## Goal
Exclude images, then output the remaining data verbatim.

════════════════════

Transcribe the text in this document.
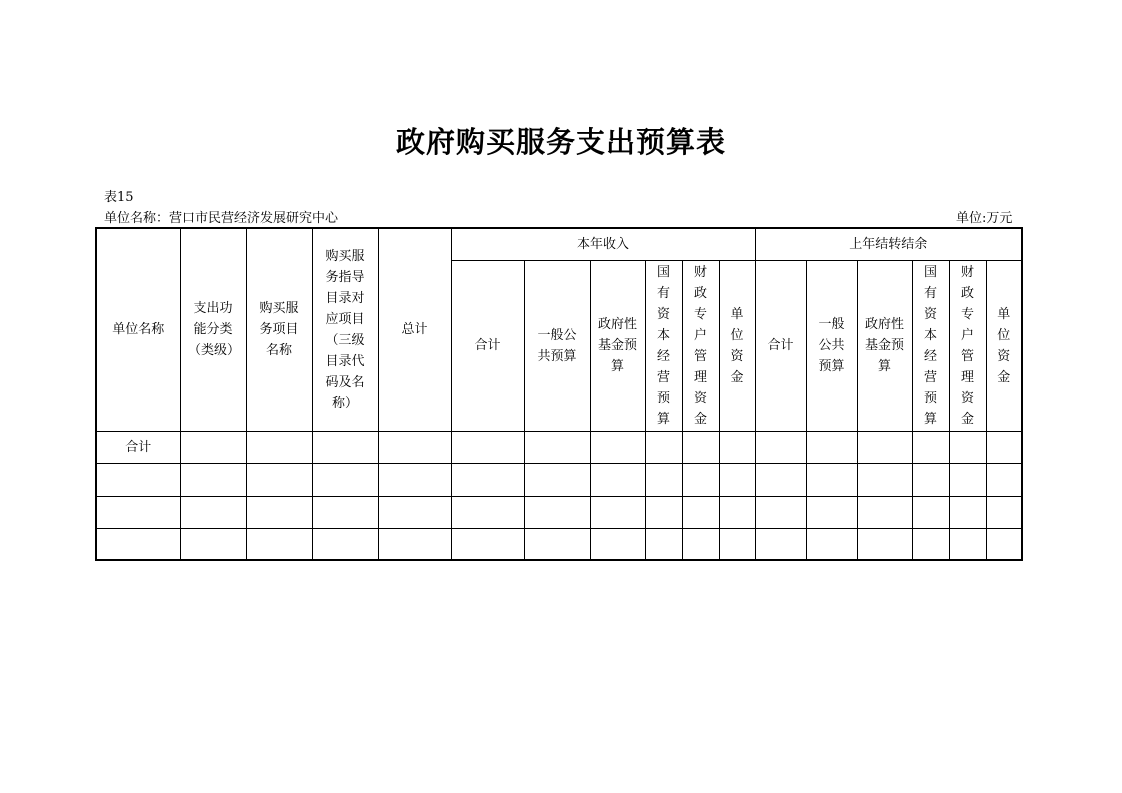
政府购买服务支出预算表
表15
单位名称：营口市民营经济发展研究中心	单位:万元
单位名称	支出功能分类（类级）	购买服务项目名称	购买服务指导目录对应项目（三级目录代码及名称）	总计	本年收入						上年结转结余					
					合计	一般公共预算	政府性基金预算	国有资本经营预算	财政专户管理资金	单位资金	合计	一般公共预算	政府性基金预算	国有资本经营预算	财政专户管理资金	单位资金
合计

════════════════════

## Task result
Transcribe the text in this document.
政府购买服务支出预算表
表15
单位名称：营口市民营经济发展研究中心	单位:万元
单位名称	支出功能分类（类级）	购买服务项目名称	购买服务指导目录对应项目（三级目录代码及名称）	总计	本年收入						上年结转结余					
					合计	一般公共预算	政府性基金预算	国有资本经营预算	财政专户管理资金	单位资金	合计	一般公共预算	政府性基金预算	国有资本经营预算	财政专户管理资金	单位资金
合计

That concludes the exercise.